[Data excerpts]
========================================
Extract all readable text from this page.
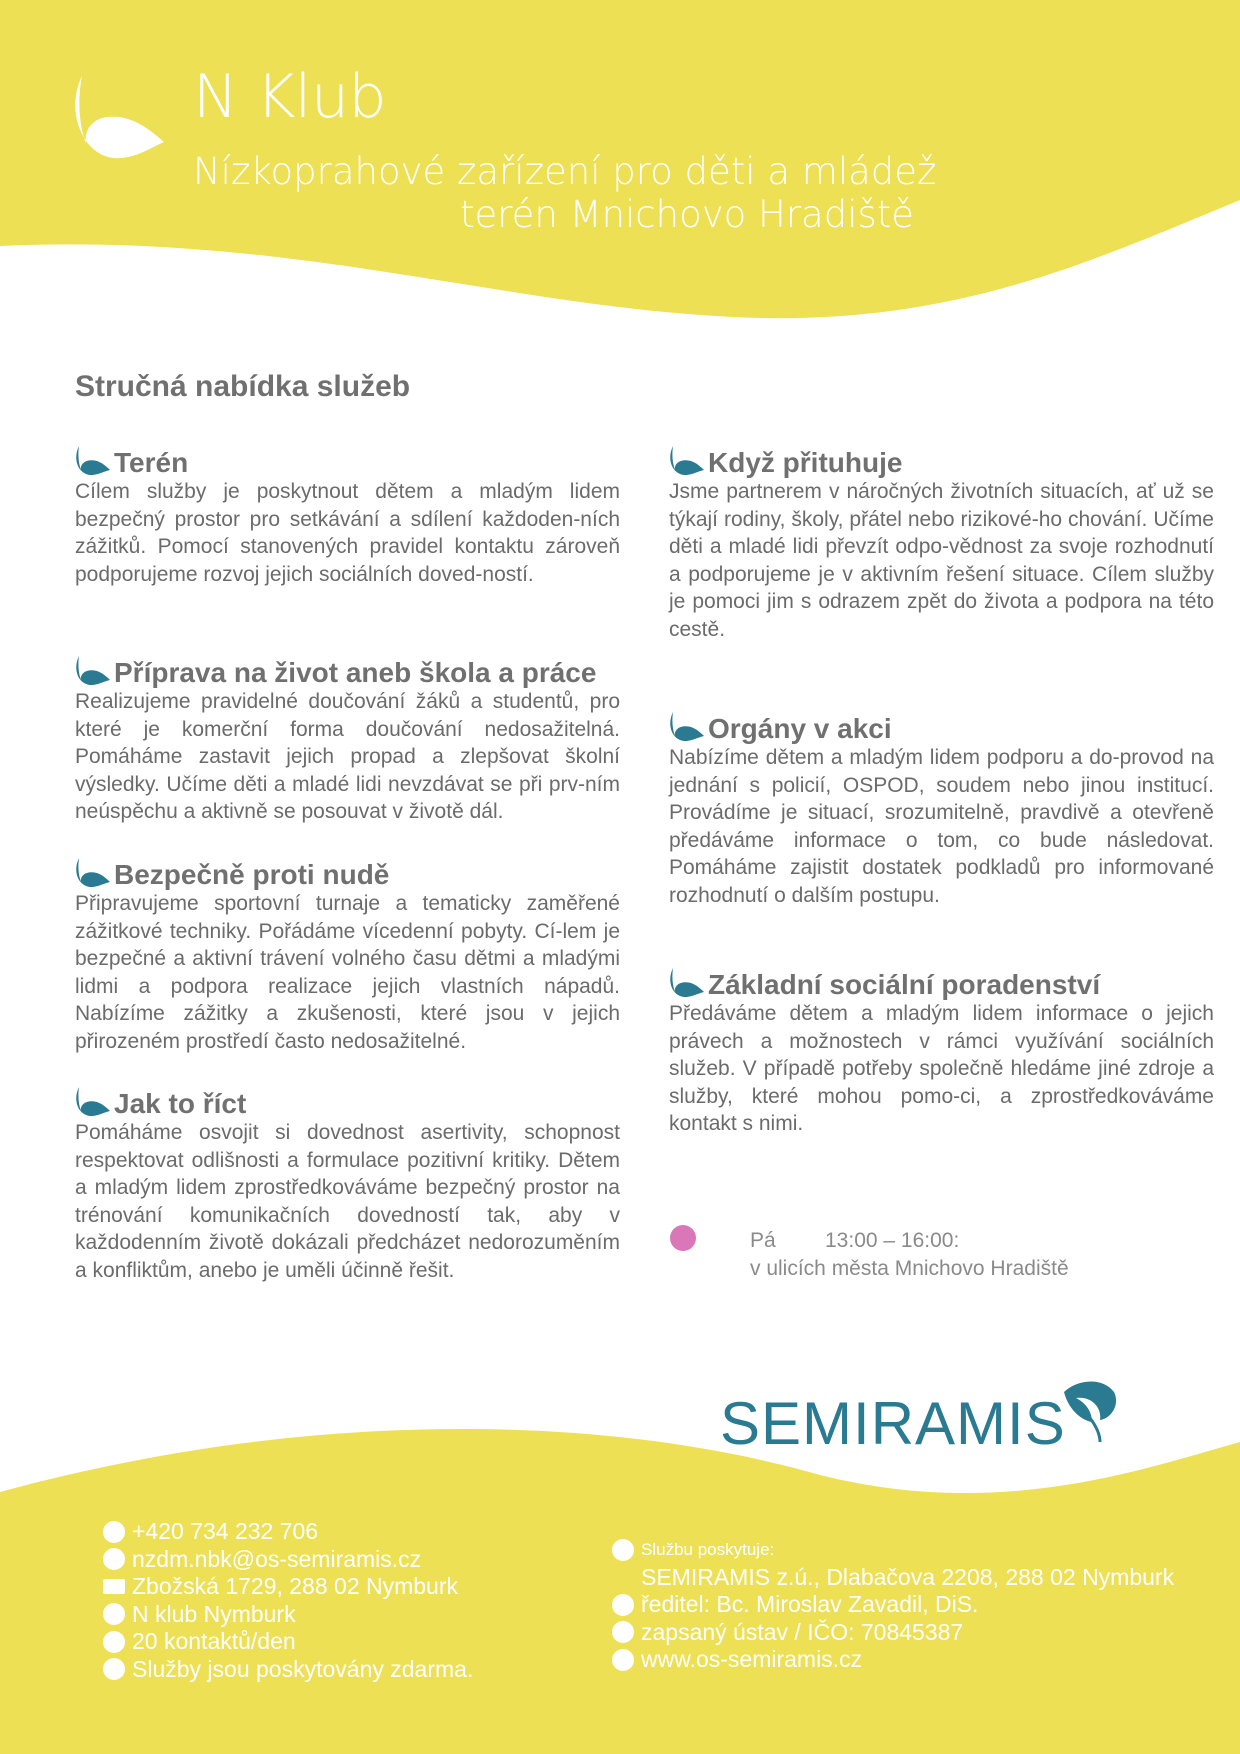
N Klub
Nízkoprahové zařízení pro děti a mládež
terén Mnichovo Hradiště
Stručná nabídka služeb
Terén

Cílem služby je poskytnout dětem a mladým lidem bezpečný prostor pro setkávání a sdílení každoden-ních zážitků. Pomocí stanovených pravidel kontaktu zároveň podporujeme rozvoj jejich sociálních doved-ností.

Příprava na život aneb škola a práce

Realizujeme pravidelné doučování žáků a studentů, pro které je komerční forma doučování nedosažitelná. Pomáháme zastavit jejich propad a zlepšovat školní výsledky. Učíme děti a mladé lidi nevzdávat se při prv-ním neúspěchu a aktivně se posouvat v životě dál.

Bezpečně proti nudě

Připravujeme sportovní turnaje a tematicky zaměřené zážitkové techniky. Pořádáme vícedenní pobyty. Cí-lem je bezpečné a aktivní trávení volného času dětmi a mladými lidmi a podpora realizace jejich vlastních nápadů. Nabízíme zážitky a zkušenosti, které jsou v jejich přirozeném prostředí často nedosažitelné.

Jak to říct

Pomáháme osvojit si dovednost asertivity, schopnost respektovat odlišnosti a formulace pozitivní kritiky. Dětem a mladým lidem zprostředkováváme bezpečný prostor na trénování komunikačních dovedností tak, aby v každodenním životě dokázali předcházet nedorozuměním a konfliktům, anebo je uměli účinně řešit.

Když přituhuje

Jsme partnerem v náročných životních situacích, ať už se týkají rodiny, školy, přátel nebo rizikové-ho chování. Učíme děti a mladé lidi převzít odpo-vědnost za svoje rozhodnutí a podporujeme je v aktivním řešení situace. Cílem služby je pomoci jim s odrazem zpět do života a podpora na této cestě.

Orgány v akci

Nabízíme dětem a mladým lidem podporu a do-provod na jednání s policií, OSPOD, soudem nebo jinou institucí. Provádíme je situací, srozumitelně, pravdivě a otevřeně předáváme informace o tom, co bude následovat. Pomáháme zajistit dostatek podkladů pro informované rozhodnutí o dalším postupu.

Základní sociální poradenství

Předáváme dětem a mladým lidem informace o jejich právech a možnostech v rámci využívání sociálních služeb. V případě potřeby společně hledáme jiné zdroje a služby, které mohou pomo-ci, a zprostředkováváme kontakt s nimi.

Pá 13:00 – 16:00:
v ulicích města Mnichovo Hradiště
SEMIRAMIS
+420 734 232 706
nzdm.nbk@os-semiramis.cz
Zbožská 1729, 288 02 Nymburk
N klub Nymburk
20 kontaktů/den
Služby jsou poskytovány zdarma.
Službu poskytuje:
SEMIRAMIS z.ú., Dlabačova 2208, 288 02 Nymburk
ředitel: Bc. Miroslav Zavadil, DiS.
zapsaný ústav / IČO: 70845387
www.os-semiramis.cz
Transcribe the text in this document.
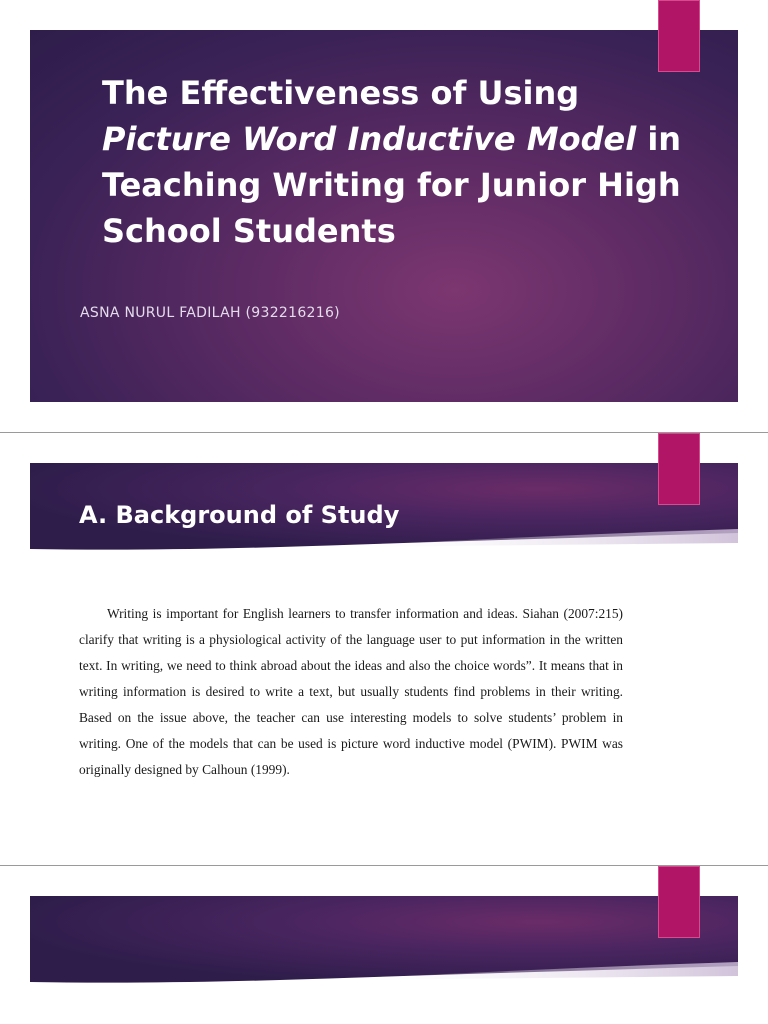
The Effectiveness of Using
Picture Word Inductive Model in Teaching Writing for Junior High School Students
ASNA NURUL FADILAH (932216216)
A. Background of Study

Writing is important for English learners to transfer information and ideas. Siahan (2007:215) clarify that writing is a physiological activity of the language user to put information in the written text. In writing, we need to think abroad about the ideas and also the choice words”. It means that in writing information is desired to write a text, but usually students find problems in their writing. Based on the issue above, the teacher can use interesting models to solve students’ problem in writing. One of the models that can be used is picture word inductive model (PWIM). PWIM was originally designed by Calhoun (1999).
========================================
### WHAT THIS TASK INVOLVES
Copy nothing outside the span: please output the lines from the one with "Transcribe the text in this document." through the end of the entries above, and skip the pictures.

### OUTPUT FOR THIS EXERCISE
Transcribe the text in this document.
The Effectiveness of Using
Picture Word Inductive Model in Teaching Writing for Junior High School Students
ASNA NURUL FADILAH (932216216)
A. Background of Study

Writing is important for English learners to transfer information and ideas. Siahan (2007:215) clarify that writing is a physiological activity of the language user to put information in the written text. In writing, we need to think abroad about the ideas and also the choice words”. It means that in writing information is desired to write a text, but usually students find problems in their writing. Based on the issue above, the teacher can use interesting models to solve students’ problem in writing. One of the models that can be used is picture word inductive model (PWIM). PWIM was originally designed by Calhoun (1999).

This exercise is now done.